> WHAT IS ASKED:
Gather every line of the entries that includes the word "name".

> DATA SHOWN:
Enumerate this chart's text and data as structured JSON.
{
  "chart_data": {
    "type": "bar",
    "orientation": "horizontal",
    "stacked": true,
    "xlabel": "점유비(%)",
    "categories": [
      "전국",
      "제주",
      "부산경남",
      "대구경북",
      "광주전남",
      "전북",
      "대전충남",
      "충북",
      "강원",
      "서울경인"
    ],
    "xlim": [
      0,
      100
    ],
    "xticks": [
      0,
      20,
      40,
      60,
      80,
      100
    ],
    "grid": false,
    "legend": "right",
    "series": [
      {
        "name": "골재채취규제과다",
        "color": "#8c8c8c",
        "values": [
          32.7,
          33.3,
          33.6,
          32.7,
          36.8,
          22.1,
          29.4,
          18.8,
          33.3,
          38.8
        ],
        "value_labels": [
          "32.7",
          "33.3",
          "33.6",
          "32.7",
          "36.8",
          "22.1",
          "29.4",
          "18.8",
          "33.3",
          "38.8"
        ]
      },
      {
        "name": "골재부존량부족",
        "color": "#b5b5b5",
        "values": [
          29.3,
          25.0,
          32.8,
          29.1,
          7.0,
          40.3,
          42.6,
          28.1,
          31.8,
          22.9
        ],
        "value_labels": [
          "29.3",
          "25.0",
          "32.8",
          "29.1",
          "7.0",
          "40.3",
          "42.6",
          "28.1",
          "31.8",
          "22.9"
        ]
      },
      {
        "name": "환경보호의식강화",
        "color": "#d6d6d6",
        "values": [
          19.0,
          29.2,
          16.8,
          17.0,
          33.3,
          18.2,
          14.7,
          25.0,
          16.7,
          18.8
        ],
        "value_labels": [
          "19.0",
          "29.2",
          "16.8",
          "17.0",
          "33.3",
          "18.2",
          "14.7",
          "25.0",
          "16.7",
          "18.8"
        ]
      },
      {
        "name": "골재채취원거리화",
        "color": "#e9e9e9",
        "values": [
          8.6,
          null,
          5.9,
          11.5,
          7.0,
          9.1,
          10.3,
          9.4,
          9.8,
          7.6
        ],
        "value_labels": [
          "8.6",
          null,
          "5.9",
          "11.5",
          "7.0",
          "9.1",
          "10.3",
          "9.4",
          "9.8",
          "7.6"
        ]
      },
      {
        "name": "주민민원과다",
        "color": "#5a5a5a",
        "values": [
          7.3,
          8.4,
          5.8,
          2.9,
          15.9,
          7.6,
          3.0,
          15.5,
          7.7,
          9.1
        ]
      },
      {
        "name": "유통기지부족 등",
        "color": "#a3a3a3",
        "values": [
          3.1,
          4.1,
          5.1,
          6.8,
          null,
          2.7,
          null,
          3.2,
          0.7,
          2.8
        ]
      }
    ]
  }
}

> THE SOLUTION:
        "name": "골재채취규제과다",
        "name": "골재부존량부족",
        "name": "환경보호의식강화",
        "name": "골재채취원거리화",
        "name": "주민민원과다",
        "name": "유통기지부족 등",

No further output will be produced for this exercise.